GIVEN DATA:
+ + + +

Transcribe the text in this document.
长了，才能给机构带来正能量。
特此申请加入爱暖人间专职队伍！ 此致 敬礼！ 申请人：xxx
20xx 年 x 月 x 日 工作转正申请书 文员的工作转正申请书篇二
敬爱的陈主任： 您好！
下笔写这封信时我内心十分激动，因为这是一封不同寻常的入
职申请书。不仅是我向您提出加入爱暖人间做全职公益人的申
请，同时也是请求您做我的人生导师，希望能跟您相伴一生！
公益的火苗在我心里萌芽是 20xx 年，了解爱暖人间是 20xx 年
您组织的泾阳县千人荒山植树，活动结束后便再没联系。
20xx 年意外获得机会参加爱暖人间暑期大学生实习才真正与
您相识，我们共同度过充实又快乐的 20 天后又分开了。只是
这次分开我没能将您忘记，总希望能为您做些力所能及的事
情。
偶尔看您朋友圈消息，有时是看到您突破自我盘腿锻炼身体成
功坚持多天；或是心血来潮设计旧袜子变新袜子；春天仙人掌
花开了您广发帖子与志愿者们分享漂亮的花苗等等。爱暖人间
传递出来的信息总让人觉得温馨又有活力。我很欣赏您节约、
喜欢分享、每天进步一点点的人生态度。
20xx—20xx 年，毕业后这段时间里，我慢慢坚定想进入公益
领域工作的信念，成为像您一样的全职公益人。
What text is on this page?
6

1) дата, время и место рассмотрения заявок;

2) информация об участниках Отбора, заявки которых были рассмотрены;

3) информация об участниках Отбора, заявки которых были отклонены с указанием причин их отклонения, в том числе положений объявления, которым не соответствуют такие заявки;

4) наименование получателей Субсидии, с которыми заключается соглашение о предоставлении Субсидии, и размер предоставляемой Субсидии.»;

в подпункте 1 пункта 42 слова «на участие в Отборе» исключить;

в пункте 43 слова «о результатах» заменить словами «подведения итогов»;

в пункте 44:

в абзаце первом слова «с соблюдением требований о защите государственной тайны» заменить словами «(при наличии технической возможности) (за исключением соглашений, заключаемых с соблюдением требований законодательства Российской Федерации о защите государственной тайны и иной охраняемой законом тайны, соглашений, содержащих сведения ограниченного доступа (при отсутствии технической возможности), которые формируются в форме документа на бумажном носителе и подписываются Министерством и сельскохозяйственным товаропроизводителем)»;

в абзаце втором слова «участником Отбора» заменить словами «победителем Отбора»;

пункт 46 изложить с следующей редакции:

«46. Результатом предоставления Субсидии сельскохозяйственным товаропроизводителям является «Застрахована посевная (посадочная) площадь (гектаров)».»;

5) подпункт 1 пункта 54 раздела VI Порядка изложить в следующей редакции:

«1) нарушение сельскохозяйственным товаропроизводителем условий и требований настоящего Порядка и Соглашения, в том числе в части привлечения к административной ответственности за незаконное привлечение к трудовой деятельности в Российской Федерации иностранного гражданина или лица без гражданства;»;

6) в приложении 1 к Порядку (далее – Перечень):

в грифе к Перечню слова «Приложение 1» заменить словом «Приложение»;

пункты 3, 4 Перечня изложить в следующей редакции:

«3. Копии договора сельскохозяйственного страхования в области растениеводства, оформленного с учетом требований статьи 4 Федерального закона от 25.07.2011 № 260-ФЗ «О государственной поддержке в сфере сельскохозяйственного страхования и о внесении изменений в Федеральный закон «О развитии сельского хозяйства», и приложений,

+ + + +

Please copy out each record, character for character.

Transcribe the text in this document.
长了，才能给机构带来正能量。
特此申请加入爱暖人间专职队伍！ 此致 敬礼！ 申请人：xxx
20xx 年 x 月 x 日 工作转正申请书 文员的工作转正申请书篇二
敬爱的陈主任： 您好！
下笔写这封信时我内心十分激动，因为这是一封不同寻常的入
职申请书。不仅是我向您提出加入爱暖人间做全职公益人的申
请，同时也是请求您做我的人生导师，希望能跟您相伴一生！
公益的火苗在我心里萌芽是 20xx 年，了解爱暖人间是 20xx 年
您组织的泾阳县千人荒山植树，活动结束后便再没联系。
20xx 年意外获得机会参加爱暖人间暑期大学生实习才真正与
您相识，我们共同度过充实又快乐的 20 天后又分开了。只是
这次分开我没能将您忘记，总希望能为您做些力所能及的事
情。
偶尔看您朋友圈消息，有时是看到您突破自我盘腿锻炼身体成
功坚持多天；或是心血来潮设计旧袜子变新袜子；春天仙人掌
花开了您广发帖子与志愿者们分享漂亮的花苗等等。爱暖人间
传递出来的信息总让人觉得温馨又有活力。我很欣赏您节约、
喜欢分享、每天进步一点点的人生态度。
20xx—20xx 年，毕业后这段时间里，我慢慢坚定想进入公益
领域工作的信念，成为像您一样的全职公益人。
What text is on this page?
6

1) дата, время и место рассмотрения заявок;

2) информация об участниках Отбора, заявки которых были рассмотрены;

3) информация об участниках Отбора, заявки которых были отклонены с указанием причин их отклонения, в том числе положений объявления, которым не соответствуют такие заявки;

4) наименование получателей Субсидии, с которыми заключается соглашение о предоставлении Субсидии, и размер предоставляемой Субсидии.»;

в подпункте 1 пункта 42 слова «на участие в Отборе» исключить;

в пункте 43 слова «о результатах» заменить словами «подведения итогов»;

в пункте 44:

в абзаце первом слова «с соблюдением требований о защите государственной тайны» заменить словами «(при наличии технической возможности) (за исключением соглашений, заключаемых с соблюдением требований законодательства Российской Федерации о защите государственной тайны и иной охраняемой законом тайны, соглашений, содержащих сведения ограниченного доступа (при отсутствии технической возможности), которые формируются в форме документа на бумажном носителе и подписываются Министерством и сельскохозяйственным товаропроизводителем)»;

в абзаце втором слова «участником Отбора» заменить словами «победителем Отбора»;

пункт 46 изложить с следующей редакции:

«46. Результатом предоставления Субсидии сельскохозяйственным товаропроизводителям является «Застрахована посевная (посадочная) площадь (гектаров)».»;

5) подпункт 1 пункта 54 раздела VI Порядка изложить в следующей редакции:

«1) нарушение сельскохозяйственным товаропроизводителем условий и требований настоящего Порядка и Соглашения, в том числе в части привлечения к административной ответственности за незаконное привлечение к трудовой деятельности в Российской Федерации иностранного гражданина или лица без гражданства;»;

6) в приложении 1 к Порядку (далее – Перечень):

в грифе к Перечню слова «Приложение 1» заменить словом «Приложение»;

пункты 3, 4 Перечня изложить в следующей редакции:

«3. Копии договора сельскохозяйственного страхования в области растениеводства, оформленного с учетом требований статьи 4 Федерального закона от 25.07.2011 № 260-ФЗ «О государственной поддержке в сфере сельскохозяйственного страхования и о внесении изменений в Федеральный закон «О развитии сельского хозяйства», и приложений,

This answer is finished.